• [Problem to solve]
From the entries below, copy every line holding the word "JSON".

• [Material provided]
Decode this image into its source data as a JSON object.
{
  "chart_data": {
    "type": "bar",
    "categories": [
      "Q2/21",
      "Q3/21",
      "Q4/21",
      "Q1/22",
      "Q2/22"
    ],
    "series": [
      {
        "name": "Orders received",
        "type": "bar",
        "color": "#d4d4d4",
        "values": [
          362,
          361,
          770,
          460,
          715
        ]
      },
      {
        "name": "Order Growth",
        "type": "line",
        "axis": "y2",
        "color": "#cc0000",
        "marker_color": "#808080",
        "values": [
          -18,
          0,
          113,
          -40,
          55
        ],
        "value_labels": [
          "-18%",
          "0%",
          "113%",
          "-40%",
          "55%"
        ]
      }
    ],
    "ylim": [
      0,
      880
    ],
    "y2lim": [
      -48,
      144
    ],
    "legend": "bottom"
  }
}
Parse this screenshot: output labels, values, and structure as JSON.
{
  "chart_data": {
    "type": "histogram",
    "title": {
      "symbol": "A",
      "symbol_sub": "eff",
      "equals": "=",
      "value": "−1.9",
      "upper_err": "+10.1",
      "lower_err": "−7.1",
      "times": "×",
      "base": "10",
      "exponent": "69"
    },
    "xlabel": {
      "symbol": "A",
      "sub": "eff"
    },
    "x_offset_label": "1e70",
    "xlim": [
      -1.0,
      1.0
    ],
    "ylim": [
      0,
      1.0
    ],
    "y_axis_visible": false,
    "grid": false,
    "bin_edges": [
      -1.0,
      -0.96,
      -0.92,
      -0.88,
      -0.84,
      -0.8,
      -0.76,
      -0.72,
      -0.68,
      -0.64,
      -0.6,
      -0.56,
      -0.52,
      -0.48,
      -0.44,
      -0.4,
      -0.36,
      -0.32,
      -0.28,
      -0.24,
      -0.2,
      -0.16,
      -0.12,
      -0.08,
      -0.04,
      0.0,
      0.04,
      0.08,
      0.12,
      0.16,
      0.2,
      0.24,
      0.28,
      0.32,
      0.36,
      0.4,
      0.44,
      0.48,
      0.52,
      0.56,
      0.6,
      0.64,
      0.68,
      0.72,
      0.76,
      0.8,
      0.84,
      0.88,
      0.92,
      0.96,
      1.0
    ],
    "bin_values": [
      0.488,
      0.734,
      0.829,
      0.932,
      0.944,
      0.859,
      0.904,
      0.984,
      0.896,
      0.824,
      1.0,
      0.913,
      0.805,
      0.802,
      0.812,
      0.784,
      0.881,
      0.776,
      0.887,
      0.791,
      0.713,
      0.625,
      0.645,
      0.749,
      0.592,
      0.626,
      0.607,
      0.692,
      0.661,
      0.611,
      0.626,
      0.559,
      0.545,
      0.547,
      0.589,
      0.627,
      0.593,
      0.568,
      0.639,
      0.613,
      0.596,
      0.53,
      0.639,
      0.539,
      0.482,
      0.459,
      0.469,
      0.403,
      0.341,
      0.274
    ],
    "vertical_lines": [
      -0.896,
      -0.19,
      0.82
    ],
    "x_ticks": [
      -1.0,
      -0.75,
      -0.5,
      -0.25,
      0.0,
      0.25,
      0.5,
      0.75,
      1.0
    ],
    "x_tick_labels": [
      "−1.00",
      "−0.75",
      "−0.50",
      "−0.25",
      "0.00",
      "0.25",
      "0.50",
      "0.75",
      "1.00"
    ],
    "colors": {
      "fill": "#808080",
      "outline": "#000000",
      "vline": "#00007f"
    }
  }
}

• [Written solution]
Decode this image into its source data as a JSON object.
Parse this screenshot: output labels, values, and structure as JSON.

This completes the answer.